#### Pasaje citado:
/---

Cien años antes de la publicación de la novela de Daniel Defoe, también en Londres, Shakespeare había estrenado La tempestad (1611), una pieza teatral en la que Próspero, el legítimo duque de Milán, es traicionado por su propio hermano y arrojado a una isla semidesierta, en la cual sobrevive y prepara su venganza. Pero, cuidado, ni Próspero es un Robinson ni mucho menos Calibán es una especie de Viernes; y si existe una autoridad para afirmarlo es Harold Bloom, quien insiste en que este último personaje no es más que “un monstruo salvaje, que ni de lejos se puede defender como símbolo de la emancipación indígena” (Shakespeare: la invención de lo humano).


Otra robinsonada pre robinsoniana: 51 años antes del Robinson Crusoe, el también inglés Henry Neville (1620-1694) publicó The Isle of Pines. En una serie de cartas, un holandés, Henry Cornelius Van Sloetten, cuenta la historia de un náufrago con buena estrella: George Pines, quien fue a parar a una paradisíaca isla desierta en el Pacífico sur, junto con cuatro agraciadas féminas, con quienes se esmeró en reproducir la especie. Hasta aquí la cosas van muy bien; sin embargo, años después, para cuando el holandés encuentra la isla —poblada ya por los nietos y bisnietos de Penis, perdón, Pines—, aquello ya ha involucionado, de tal forma que el relato se convierte en la descripción de una antiutopía.

\---

#### Material por procesar:

/---

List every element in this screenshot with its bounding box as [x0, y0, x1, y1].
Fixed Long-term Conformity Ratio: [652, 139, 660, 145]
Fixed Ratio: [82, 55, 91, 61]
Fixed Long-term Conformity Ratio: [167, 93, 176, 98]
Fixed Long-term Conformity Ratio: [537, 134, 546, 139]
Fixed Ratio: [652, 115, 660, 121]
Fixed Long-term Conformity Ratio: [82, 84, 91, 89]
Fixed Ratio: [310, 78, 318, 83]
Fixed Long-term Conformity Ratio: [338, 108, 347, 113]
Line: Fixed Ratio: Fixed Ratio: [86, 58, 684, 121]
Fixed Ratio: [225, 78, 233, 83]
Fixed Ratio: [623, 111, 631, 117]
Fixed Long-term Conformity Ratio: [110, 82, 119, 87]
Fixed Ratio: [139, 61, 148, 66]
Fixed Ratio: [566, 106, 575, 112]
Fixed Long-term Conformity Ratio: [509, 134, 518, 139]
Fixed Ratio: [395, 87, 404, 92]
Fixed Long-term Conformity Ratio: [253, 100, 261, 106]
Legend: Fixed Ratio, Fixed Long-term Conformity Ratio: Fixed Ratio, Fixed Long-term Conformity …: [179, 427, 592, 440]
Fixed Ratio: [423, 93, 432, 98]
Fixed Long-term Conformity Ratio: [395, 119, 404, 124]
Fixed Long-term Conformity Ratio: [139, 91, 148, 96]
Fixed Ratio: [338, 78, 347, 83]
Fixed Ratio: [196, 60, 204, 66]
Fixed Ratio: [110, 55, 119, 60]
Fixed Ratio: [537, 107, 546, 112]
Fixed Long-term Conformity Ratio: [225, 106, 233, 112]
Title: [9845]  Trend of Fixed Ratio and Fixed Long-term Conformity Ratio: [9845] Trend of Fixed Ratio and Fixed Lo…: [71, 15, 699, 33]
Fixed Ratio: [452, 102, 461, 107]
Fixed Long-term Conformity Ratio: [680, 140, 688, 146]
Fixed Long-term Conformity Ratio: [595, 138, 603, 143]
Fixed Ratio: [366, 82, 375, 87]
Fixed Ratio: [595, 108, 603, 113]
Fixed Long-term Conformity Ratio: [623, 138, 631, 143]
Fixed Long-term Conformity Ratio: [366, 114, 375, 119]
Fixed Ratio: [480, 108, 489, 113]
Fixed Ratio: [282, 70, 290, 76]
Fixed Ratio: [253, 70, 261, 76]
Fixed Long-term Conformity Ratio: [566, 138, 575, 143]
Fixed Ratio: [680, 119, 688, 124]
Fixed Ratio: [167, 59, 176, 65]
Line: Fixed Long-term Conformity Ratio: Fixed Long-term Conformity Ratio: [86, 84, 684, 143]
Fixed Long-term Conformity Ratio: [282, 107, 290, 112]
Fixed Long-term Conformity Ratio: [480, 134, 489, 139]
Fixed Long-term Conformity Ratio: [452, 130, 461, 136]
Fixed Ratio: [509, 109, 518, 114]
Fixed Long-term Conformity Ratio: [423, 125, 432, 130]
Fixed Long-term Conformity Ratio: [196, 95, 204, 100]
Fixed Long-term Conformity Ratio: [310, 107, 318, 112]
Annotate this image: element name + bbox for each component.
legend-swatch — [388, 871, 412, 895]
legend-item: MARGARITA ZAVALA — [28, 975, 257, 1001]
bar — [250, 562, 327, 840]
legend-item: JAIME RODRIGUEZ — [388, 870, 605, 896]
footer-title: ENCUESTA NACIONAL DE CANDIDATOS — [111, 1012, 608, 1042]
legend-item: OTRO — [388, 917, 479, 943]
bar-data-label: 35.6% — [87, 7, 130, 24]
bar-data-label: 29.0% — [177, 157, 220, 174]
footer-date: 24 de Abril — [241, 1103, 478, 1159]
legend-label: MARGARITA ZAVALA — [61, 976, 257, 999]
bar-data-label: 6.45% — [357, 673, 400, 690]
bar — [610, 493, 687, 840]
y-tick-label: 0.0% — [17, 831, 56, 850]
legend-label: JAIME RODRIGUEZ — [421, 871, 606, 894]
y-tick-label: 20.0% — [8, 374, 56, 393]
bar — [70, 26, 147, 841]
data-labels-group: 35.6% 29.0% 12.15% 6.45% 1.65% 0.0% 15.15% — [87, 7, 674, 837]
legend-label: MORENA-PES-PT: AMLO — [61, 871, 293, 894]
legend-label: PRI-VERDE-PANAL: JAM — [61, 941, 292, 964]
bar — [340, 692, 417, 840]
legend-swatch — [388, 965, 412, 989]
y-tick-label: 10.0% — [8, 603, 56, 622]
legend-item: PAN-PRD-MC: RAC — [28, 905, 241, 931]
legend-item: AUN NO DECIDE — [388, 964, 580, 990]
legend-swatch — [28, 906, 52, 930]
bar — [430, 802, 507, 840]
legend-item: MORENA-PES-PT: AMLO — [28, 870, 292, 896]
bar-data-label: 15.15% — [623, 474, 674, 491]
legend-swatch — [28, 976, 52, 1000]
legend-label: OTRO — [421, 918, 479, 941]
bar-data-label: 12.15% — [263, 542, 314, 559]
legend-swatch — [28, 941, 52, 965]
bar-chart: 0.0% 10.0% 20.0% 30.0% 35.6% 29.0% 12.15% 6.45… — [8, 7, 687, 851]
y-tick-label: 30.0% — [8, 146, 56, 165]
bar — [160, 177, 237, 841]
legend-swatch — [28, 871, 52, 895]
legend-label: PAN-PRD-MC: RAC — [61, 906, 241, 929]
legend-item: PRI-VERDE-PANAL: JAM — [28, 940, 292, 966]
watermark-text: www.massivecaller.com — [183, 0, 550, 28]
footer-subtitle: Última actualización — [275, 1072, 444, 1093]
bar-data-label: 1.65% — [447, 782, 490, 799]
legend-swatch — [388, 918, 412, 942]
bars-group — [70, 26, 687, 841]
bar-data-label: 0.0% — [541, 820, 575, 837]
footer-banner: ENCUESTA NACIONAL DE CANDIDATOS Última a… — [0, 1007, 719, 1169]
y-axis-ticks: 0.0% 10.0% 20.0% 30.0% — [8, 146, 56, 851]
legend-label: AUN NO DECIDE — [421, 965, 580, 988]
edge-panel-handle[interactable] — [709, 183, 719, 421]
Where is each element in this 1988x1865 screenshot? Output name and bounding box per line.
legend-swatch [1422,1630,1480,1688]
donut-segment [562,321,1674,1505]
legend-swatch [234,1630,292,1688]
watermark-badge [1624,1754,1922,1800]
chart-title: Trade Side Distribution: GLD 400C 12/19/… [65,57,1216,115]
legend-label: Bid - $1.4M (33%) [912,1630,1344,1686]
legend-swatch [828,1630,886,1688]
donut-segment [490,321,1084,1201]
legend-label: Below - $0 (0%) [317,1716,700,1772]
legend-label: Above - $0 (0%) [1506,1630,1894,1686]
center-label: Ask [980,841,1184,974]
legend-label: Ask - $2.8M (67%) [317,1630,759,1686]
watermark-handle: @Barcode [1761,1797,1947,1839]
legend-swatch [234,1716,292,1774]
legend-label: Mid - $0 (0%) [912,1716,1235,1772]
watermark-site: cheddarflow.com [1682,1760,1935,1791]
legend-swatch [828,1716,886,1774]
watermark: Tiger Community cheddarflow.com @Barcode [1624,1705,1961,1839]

\---

#### Objetivos:
A: Enumera todos los títulos de obras que se nombran en el pasaje sobre las robinsonadas.
B: Transcribe como lista JSON de cadenas, una por línea, las líneas de los registros que van desde su comienzo hasta la línea que contiene "Fixed Ratio: [225, 78, 233, 83]", ambas incluidas.

#### Las respuestas:
A:
- La tempestad
- Shakespeare: la invención de lo humano
- Robinson Crusoe
- The Isle of Pines

B:
[
  "List every element in this screenshot with its bounding box as [x0, y0, x1, y1].",
  "Fixed Long-term Conformity Ratio: [652, 139, 660, 145]",
  "Fixed Ratio: [82, 55, 91, 61]",
  "Fixed Long-term Conformity Ratio: [167, 93, 176, 98]",
  "Fixed Long-term Conformity Ratio: [537, 134, 546, 139]",
  "Fixed Ratio: [652, 115, 660, 121]",
  "Fixed Long-term Conformity Ratio: [82, 84, 91, 89]",
  "Fixed Ratio: [310, 78, 318, 83]",
  "Fixed Long-term Conformity Ratio: [338, 108, 347, 113]",
  "Line: Fixed Ratio: Fixed Ratio: [86, 58, 684, 121]",
  "Fixed Ratio: [225, 78, 233, 83]"
]